**作業内容:**
1. 鋼板の製造方法に関する原文から、「圧延仕上温度は、靭性を確保す」を含む箇所で始まり「ましい上限は870℃である。」で終わる部分を、一字も変えずに返すこと。
2. 鋼板の製造方法に関する原文では、圧延後の冷却速度の上限は何℃/sとされているか。
3. 鋼板の製造方法に関する原文を、その最後の文に続けて書き進めること。

**原文:**
^^^^^^^^^^^^^^^^
圧延仕上温度は、靭性を確保するため、未再結晶域でオーステナイト粒内に歪(変形帯)を導入できる温度が望ましく、上限を900℃とした。一方、圧延仕上温度が低温になりすぎると超音波探傷試験での音響異方性が大きくなり、溶接部の検査効率に弊害が生じるため、下限を800℃とした。圧延仕上温度の好ましい下限は820℃であり、好ましい上限は870℃である。
圧延完了後、加速冷却(直接焼入れ(DQ))の冷却(水冷など)を開始するまでの間に、30秒以上空冷する必要がある。この空冷によって、鋼板の表面温度を均一化して鋼板内の材質ばらつきを低減するとともに、冷却開始温度を低下させ降伏比(YR)を低減させることができる。好ましい空冷時間は、60秒以上である。
圧延後の冷却速度が速いほど強度が上昇するため、冷却速度は1℃/s以上とする。一方、冷却速度が速すぎると硬質組織となり、靭性が劣化するので上限は100℃/sとする。冷却速度の好ましい下限は3℃/sであり、好ましい上限は30℃/s(特に15℃/s)である。
冷却停止温度が低いほど低温変態組織となり強度が上昇するので、冷却停止温度は300℃以下とする。好ましい冷却停止温度は200℃以下である。
本発明の製造方法では、前記のようにして加速冷却(直接焼入れ)した鋼板を、例えばオフラインで焼戻ししてもよい。焼戻しによって、硬質組織を軟化させ、さらに靭性を改善することができる。
^^^^^^^^^^^^^^^^
**提供データ:**
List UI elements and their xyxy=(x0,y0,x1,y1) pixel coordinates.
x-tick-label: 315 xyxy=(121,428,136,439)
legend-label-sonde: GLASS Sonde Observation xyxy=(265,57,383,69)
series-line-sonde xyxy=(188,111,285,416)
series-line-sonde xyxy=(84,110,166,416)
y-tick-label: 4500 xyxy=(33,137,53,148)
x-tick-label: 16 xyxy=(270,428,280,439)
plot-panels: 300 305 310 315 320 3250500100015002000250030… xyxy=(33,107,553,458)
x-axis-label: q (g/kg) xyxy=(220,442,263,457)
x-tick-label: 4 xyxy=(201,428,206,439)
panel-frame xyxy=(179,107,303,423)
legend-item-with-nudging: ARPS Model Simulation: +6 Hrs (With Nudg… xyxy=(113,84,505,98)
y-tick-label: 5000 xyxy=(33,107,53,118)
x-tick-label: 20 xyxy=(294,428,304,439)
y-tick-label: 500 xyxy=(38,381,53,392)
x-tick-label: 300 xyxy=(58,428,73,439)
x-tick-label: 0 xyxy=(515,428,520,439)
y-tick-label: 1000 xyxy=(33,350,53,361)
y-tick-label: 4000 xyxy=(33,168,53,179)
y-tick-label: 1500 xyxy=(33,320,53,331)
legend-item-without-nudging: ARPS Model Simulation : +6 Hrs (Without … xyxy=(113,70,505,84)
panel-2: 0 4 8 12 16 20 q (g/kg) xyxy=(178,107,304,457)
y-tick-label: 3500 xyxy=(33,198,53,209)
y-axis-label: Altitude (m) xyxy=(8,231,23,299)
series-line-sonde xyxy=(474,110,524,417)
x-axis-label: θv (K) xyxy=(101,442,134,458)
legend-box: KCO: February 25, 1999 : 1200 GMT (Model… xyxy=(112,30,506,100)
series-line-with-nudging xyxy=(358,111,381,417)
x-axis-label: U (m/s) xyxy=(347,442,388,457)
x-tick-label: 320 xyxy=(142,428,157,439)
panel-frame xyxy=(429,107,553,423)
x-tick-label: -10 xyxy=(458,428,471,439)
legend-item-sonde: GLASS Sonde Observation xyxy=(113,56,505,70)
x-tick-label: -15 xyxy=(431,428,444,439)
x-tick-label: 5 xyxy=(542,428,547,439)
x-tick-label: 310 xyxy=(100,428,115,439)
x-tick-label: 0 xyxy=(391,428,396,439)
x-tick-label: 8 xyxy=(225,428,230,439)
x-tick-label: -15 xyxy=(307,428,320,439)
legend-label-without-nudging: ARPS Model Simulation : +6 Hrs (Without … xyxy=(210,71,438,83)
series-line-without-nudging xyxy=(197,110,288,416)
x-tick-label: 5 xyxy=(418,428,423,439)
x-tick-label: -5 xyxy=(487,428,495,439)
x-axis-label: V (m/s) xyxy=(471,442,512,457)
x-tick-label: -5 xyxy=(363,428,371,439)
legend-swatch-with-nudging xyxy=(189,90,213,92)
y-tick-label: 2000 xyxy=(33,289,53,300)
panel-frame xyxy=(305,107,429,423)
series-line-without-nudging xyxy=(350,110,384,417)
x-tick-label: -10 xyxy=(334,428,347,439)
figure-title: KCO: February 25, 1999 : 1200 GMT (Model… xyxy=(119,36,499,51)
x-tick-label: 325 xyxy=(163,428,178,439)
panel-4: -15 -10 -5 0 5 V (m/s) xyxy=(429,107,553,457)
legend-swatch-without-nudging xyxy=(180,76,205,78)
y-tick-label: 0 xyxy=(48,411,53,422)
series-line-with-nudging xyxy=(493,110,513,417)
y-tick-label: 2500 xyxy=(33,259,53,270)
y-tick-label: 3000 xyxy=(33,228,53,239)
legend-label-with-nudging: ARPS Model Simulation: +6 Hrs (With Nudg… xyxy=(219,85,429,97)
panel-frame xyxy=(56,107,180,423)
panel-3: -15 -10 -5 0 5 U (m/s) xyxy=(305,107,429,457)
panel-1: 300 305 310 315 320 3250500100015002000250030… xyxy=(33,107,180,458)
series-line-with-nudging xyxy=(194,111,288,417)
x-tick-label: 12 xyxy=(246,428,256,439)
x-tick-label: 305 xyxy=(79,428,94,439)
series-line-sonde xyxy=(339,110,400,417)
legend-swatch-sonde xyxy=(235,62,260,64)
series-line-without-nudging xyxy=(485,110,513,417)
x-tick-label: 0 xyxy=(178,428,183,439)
^^^^^^^^^^^^^^^^
**各作業の解答:**
1.
圧延仕上温度は、靭性を確保するため、未再結晶域でオーステナイト粒内に歪(変形帯)を導入できる温度が望ましく、上限を900℃とした。一方、圧延仕上温度が低温になりすぎると超音波探傷試験での音響異方性が大きくなり、溶接部の検査効率に弊害が生じるため、下限を800℃とした。圧延仕上温度の好ましい下限は820℃であり、好ましい上限は870℃である。

2. 100℃/s

3.
前記加速冷却(直接焼入れ)と焼戻しの間に、フェライト―オーステナイト二相域からの焼入れ(Q’)を実施してもよい。二相域からの焼入れ(Q’)は特に低YR化に有効な方法である。
。
Ca含有介在物の測定には、FE−SEMを用いた。鋼板の縦断面のt/4位置(t:板厚)における任意の測定領域(約300μm×300μm)を、倍率1000倍で測定し、Caを含有する介在物を抽出し、円相当粒径5μm以上の介在物の個数をカウントした。測定は10視野について行い、得られた介在物の個数(10視野分の合計)を、1mm2あたりの個数に換算した。
MnS系介在物の測定には、光学顕微鏡を用いた。鋼板の縦断面のt/4位置とt/2位置(t:板厚)における任意の測定領域(約15mm×15mm)を、倍率100倍で観察し、長さ50μm以上のMnS系介在物の個数をカウントした。測定は、鋼板の縦断面のt/4位置とt/2位置(t:板厚)についてそれぞれ5視野ずつ、合計10視野について行い、得られたMnS系介在物の個数(10視野分の合計)を、1cm2あたりの個数に換算した。
鋼板を横断し、幅方向中央からサンプルを切り出し、マクロエッチングして偏析部を現出した。ドリル径1〜1.2mmのドリルで切削し、その切り粉を湿式分析により化学分析した。そして(中心偏析部のC濃度)/(鋼板全体の平均C濃度)を計算により求め、中心偏析度とした。
溶接継手部の靭性評価では、上記実験例で得られた鋼板をスキンプレートに見立てた。図4に示すようにして、板厚50mmのダイヤフラムと、スキンプレートとをT字型に配置し、これらを以下に示す条件でエレクトロスラグ溶接した。ダイヤフラム板厚の1/2の延長上であってスキンプレートと溶接金属の接続部分から、スキンプレートの板厚方向が長手方向となるシャルピー標準衝撃試験片(JIS Z 2242)を採取した。試験片の溶接溶融線(Fusion Line)上に、ノッチ長手方向が溶接方向となるVノッチを入れ、JIS Z 2242に従って、試験温度0℃でシャルピー衝撃試験を行った。3本の試験片について吸収エネルギー(vE0)を測定し、その平均値を求めた。吸収エネルギー(vE0)が70J以上の溶接継手部を合格とした。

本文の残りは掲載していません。